Objective
Transcribe the records that follow, preserving every word.

Supplied material
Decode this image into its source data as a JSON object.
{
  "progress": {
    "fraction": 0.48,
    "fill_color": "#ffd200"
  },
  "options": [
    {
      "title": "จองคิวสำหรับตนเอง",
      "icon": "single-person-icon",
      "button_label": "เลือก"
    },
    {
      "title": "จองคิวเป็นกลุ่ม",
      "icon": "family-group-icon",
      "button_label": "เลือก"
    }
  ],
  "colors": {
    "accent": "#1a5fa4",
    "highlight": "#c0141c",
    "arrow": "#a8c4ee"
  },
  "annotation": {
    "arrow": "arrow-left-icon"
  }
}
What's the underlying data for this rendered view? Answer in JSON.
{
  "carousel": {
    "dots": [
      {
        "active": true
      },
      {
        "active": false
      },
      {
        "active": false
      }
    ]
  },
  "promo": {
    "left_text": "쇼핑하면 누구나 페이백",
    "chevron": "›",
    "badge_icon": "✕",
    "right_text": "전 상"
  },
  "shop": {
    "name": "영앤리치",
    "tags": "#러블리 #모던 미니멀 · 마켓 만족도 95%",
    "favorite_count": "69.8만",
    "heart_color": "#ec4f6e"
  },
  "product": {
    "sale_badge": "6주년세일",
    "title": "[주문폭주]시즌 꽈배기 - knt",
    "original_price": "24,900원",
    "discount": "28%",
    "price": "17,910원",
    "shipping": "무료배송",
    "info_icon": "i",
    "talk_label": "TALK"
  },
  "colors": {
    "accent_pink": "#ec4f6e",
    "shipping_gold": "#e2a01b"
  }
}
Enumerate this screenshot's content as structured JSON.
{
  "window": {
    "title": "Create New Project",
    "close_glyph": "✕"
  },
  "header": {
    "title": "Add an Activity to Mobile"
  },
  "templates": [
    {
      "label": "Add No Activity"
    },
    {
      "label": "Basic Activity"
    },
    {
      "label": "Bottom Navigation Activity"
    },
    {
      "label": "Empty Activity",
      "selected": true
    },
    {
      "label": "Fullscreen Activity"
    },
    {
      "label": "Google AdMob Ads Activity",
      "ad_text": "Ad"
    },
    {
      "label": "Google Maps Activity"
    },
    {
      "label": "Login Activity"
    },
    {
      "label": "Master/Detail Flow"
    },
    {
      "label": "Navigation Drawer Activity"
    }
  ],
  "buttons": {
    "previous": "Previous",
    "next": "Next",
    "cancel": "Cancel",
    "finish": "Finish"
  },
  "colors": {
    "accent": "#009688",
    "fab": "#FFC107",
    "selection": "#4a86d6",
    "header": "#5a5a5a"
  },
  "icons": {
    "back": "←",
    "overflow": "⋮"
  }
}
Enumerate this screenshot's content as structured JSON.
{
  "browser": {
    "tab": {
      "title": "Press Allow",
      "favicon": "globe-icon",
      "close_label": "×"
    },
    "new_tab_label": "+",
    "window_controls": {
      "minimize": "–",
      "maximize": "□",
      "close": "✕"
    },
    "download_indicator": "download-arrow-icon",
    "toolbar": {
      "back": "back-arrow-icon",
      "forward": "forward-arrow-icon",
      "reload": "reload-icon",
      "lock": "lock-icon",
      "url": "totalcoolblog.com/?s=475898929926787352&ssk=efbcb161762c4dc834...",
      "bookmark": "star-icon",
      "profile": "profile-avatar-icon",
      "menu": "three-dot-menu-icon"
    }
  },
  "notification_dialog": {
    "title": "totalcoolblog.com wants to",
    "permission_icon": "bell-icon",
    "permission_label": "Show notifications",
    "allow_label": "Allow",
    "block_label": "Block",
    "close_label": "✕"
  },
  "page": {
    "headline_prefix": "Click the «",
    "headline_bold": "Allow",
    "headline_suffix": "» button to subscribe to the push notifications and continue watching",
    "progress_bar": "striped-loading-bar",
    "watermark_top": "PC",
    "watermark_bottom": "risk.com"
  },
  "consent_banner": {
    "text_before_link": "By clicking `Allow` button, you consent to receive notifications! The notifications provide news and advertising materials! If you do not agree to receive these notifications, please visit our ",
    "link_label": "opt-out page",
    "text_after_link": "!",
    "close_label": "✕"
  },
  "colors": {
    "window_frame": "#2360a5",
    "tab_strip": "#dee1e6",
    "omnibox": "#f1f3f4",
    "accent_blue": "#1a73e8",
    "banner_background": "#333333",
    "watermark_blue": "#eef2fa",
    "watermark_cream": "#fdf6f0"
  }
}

Final result
Decode this image into its source data as a JSON object.
{
  "progress": {
    "fraction": 0.48,
    "fill_color": "#ffd200"
  },
  "options": [
    {
      "title": "จองคิวสำหรับตนเอง",
      "icon": "single-person-icon",
      "button_label": "เลือก"
    },
    {
      "title": "จองคิวเป็นกลุ่ม",
      "icon": "family-group-icon",
      "button_label": "เลือก"
    }
  ],
  "colors": {
    "accent": "#1a5fa4",
    "highlight": "#c0141c",
    "arrow": "#a8c4ee"
  },
  "annotation": {
    "arrow": "arrow-left-icon"
  }
}
What's the underlying data for this rendered view? Answer in JSON.
{
  "carousel": {
    "dots": [
      {
        "active": true
      },
      {
        "active": false
      },
      {
        "active": false
      }
    ]
  },
  "promo": {
    "left_text": "쇼핑하면 누구나 페이백",
    "chevron": "›",
    "badge_icon": "✕",
    "right_text": "전 상"
  },
  "shop": {
    "name": "영앤리치",
    "tags": "#러블리 #모던 미니멀 · 마켓 만족도 95%",
    "favorite_count": "69.8만",
    "heart_color": "#ec4f6e"
  },
  "product": {
    "sale_badge": "6주년세일",
    "title": "[주문폭주]시즌 꽈배기 - knt",
    "original_price": "24,900원",
    "discount": "28%",
    "price": "17,910원",
    "shipping": "무료배송",
    "info_icon": "i",
    "talk_label": "TALK"
  },
  "colors": {
    "accent_pink": "#ec4f6e",
    "shipping_gold": "#e2a01b"
  }
}
Enumerate this screenshot's content as structured JSON.
{
  "window": {
    "title": "Create New Project",
    "close_glyph": "✕"
  },
  "header": {
    "title": "Add an Activity to Mobile"
  },
  "templates": [
    {
      "label": "Add No Activity"
    },
    {
      "label": "Basic Activity"
    },
    {
      "label": "Bottom Navigation Activity"
    },
    {
      "label": "Empty Activity",
      "selected": true
    },
    {
      "label": "Fullscreen Activity"
    },
    {
      "label": "Google AdMob Ads Activity",
      "ad_text": "Ad"
    },
    {
      "label": "Google Maps Activity"
    },
    {
      "label": "Login Activity"
    },
    {
      "label": "Master/Detail Flow"
    },
    {
      "label": "Navigation Drawer Activity"
    }
  ],
  "buttons": {
    "previous": "Previous",
    "next": "Next",
    "cancel": "Cancel",
    "finish": "Finish"
  },
  "colors": {
    "accent": "#009688",
    "fab": "#FFC107",
    "selection": "#4a86d6",
    "header": "#5a5a5a"
  },
  "icons": {
    "back": "←",
    "overflow": "⋮"
  }
}
Enumerate this screenshot's content as structured JSON.
{
  "browser": {
    "tab": {
      "title": "Press Allow",
      "favicon": "globe-icon",
      "close_label": "×"
    },
    "new_tab_label": "+",
    "window_controls": {
      "minimize": "–",
      "maximize": "□",
      "close": "✕"
    },
    "download_indicator": "download-arrow-icon",
    "toolbar": {
      "back": "back-arrow-icon",
      "forward": "forward-arrow-icon",
      "reload": "reload-icon",
      "lock": "lock-icon",
      "url": "totalcoolblog.com/?s=475898929926787352&ssk=efbcb161762c4dc834...",
      "bookmark": "star-icon",
      "profile": "profile-avatar-icon",
      "menu": "three-dot-menu-icon"
    }
  },
  "notification_dialog": {
    "title": "totalcoolblog.com wants to",
    "permission_icon": "bell-icon",
    "permission_label": "Show notifications",
    "allow_label": "Allow",
    "block_label": "Block",
    "close_label": "✕"
  },
  "page": {
    "headline_prefix": "Click the «",
    "headline_bold": "Allow",
    "headline_suffix": "» button to subscribe to the push notifications and continue watching",
    "progress_bar": "striped-loading-bar",
    "watermark_top": "PC",
    "watermark_bottom": "risk.com"
  },
  "consent_banner": {
    "text_before_link": "By clicking `Allow` button, you consent to receive notifications! The notifications provide news and advertising materials! If you do not agree to receive these notifications, please visit our ",
    "link_label": "opt-out page",
    "text_after_link": "!",
    "close_label": "✕"
  },
  "colors": {
    "window_frame": "#2360a5",
    "tab_strip": "#dee1e6",
    "omnibox": "#f1f3f4",
    "accent_blue": "#1a73e8",
    "banner_background": "#333333",
    "watermark_blue": "#eef2fa",
    "watermark_cream": "#fdf6f0"
  }
}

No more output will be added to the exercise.